═════ Texte source ═════
3 - Le troisième type est celle de l’ignorance mutuelle. Ni divinisation ni diabolisation, mais mise à distance au nom d’un “ modus vivendi ”. Le jeune adulte prend son indépendance, il quitte son pays, sa maison, son père et sa mère pour aller ailleurs, pour être lui-même. Comme on le voit dans les pays où cohabitent plusieurs cultures et religions, soit d’un “ melting pot ” comme dans les sociétés modernes pour minimiser les divergences, l’athéisme post-moderne est le plus souvent due à une ignorance des autres, de leurs cultures et de leurs religions. Notre ignorance du judaïsme et de l’islam jusqu’à un passé ressent en est un triste exemple.

 

4 - Dans la rencontre du quatrième type, l’autre devient sujet de recherche, d’étude, d’analyse, quelque chose à analyser. L’autre reste extérieur et totalement autre. C’est le temps des études, de la formation. On a besoin, de se construire une pensée, un credo, etc. On retrouve ici les religions prophétiques comme le judaïsme et l’islam et toute une part du christianisme.

 

5 – La rencontre du cinquième type est la fraternité, celle de l’âge mure. On ne cherche plus un savoir, mais à vivre une fraternité, des relations amicales de bons voisinages.  Pour les religions ce sont les religions mystiques, comme l’hindouisme et le bouddhisme., pour l’islam, le courant soufisme, pour le christianisme, les grands spiritualités d’orient comme d’occident, l’augustinisme, les bénédictins, les cisterciens, les chartreux, les franciscains, les dominicains, les carmes.

 

6 – Dans la rencontre du sixième sens l’autre reste autre dans la distance, la fraternité et le dialogue, sans opposition ni conflit, sans confusion ni mélange. Il n’est pas ignoré ni rejeté, mais devient partenaire .  De même, ici la foi ne tend pas à réduire la croyance à un rapport fusionnel avec la communauté des croyants. Au contraire, elle incite à risquer une rencontre qui prenne en compte l’altérité ou la différence de la foi d’autrui. C’est déjà vrai à l’intérieur de l’Église où la tentation de l’uniformité est toujours présente

 

Pour rencontre l’autre en tant qu’Autre, il faut d’abord exister soi-même. Pour parler, il faut parler de quelque part, d’un lieu, d’une époque, d’une culture. L’effacement du moi, le véritable détachement, n’est pas néantisation mais humilité. Ma personnalité ne dépend pas que de moi-même. Notre vie psychique, notre parole et même notre intelligence sont perpétuellement éveillées par les autres.  Nous avons besoin des autres pour que notre foi existe. Face à autrui, je me découvre moi-même. « Le chemin le plus court vers soi-même passe par un autre » , écrit Paul Ricoeur, il me conduit là où je ne suis encore pas allé.
═════
**Votre tâche:** Recopiez le texte sur les types de rencontre de l’autre en commençant par « 4 - Dans la » et en poursuivant jusqu’à « part du christianisme. », et remplacez « credo » par « système de valeurs ».
═════ Enregistrements fournis ═════
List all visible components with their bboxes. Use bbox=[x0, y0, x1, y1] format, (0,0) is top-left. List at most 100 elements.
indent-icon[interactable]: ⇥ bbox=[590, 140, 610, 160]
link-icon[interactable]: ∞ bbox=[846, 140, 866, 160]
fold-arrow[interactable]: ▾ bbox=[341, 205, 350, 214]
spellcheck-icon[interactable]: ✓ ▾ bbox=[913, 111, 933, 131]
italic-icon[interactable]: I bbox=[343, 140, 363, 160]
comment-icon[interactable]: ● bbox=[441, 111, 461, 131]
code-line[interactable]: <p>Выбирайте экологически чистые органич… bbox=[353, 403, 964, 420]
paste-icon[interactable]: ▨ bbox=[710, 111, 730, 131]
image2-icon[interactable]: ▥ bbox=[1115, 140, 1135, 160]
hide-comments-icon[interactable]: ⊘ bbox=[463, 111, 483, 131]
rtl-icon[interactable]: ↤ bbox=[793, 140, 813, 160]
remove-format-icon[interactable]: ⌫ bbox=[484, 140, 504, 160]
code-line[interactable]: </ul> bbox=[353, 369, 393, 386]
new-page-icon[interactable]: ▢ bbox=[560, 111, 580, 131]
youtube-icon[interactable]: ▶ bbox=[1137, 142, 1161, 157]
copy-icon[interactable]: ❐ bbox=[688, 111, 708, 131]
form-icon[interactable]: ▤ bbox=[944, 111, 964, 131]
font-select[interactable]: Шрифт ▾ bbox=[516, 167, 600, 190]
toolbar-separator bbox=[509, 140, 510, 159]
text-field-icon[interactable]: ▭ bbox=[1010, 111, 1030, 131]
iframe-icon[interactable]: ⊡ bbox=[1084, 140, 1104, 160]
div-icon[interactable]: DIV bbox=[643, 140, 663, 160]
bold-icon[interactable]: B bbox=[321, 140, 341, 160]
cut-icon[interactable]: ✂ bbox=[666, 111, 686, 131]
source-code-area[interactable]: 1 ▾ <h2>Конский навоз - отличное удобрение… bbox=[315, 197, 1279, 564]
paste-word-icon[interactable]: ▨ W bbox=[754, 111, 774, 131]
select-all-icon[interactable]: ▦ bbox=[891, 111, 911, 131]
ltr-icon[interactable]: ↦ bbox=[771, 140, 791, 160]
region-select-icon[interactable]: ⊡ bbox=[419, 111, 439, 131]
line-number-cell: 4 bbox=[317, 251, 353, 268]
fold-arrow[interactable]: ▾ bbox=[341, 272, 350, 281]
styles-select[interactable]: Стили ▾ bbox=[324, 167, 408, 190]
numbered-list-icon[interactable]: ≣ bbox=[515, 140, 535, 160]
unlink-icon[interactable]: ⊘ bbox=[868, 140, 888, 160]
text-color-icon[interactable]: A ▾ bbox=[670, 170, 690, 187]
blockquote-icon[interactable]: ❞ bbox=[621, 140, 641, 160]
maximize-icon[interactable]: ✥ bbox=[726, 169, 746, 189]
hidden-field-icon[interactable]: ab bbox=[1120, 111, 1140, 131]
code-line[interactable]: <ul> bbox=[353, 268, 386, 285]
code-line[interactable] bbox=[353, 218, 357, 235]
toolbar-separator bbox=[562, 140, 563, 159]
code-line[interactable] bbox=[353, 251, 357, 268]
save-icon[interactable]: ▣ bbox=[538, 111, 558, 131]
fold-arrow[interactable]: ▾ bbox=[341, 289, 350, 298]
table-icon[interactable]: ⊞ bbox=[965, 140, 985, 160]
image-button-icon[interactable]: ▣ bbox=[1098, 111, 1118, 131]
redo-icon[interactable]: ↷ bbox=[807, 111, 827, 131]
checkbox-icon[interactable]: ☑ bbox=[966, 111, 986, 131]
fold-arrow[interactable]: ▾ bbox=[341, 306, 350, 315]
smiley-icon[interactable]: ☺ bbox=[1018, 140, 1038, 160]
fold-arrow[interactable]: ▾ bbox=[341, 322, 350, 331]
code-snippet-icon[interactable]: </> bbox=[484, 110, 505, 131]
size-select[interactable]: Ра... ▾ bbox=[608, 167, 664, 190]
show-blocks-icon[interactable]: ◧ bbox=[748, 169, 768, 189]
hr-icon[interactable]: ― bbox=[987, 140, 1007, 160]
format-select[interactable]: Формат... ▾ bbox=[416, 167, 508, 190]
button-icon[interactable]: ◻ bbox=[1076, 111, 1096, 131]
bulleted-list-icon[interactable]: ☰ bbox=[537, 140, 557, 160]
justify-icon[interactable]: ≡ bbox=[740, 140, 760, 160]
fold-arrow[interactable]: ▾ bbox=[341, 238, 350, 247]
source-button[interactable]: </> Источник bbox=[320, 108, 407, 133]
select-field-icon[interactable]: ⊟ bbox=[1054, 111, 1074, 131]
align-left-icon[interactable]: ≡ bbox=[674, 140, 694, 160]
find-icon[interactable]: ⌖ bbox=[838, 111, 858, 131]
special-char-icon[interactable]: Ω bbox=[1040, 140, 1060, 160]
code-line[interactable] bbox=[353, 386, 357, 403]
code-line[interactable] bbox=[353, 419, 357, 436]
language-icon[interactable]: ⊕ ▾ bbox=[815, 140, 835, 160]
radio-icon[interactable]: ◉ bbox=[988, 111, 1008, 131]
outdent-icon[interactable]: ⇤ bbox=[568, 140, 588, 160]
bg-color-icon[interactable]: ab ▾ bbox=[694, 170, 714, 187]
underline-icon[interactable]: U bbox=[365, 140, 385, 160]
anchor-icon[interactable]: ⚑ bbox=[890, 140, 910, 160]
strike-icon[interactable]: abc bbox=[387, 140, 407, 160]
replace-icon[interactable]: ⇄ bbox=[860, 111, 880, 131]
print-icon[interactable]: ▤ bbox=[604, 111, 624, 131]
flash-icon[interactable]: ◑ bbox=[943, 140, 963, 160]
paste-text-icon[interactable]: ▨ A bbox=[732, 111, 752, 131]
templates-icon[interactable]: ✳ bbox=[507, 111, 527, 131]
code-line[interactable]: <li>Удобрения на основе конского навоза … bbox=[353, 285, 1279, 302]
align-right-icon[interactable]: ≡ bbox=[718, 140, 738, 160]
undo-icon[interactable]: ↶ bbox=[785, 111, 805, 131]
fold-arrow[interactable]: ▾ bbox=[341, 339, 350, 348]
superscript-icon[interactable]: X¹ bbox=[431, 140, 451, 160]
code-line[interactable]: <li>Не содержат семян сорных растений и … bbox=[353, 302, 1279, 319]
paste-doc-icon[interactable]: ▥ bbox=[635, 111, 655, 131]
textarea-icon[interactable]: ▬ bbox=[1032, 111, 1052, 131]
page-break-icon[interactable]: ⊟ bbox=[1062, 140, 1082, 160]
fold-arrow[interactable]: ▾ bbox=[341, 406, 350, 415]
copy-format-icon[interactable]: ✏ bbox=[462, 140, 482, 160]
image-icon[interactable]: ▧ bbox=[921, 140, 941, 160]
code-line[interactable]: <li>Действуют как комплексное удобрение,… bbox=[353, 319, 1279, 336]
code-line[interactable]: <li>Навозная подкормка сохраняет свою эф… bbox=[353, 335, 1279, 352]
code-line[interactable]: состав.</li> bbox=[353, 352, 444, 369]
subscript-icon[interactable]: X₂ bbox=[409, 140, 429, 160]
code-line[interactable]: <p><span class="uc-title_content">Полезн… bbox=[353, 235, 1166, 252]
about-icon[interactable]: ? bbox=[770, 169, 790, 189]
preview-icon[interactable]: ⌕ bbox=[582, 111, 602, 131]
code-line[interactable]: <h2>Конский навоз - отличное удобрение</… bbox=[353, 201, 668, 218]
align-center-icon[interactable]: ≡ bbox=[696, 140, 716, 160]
═════
**Réponse de l’exercice:**
4 - Dans la rencontre du quatrième type, l’autre devient sujet de recherche, d’étude, d’analyse, quelque chose à analyser. L’autre reste extérieur et totalement autre. C’est le temps des études, de la formation. On a besoin, de se construire une pensée, un système de valeurs, etc. On retrouve ici les religions prophétiques comme le judaïsme et l’islam et toute une part du christianisme.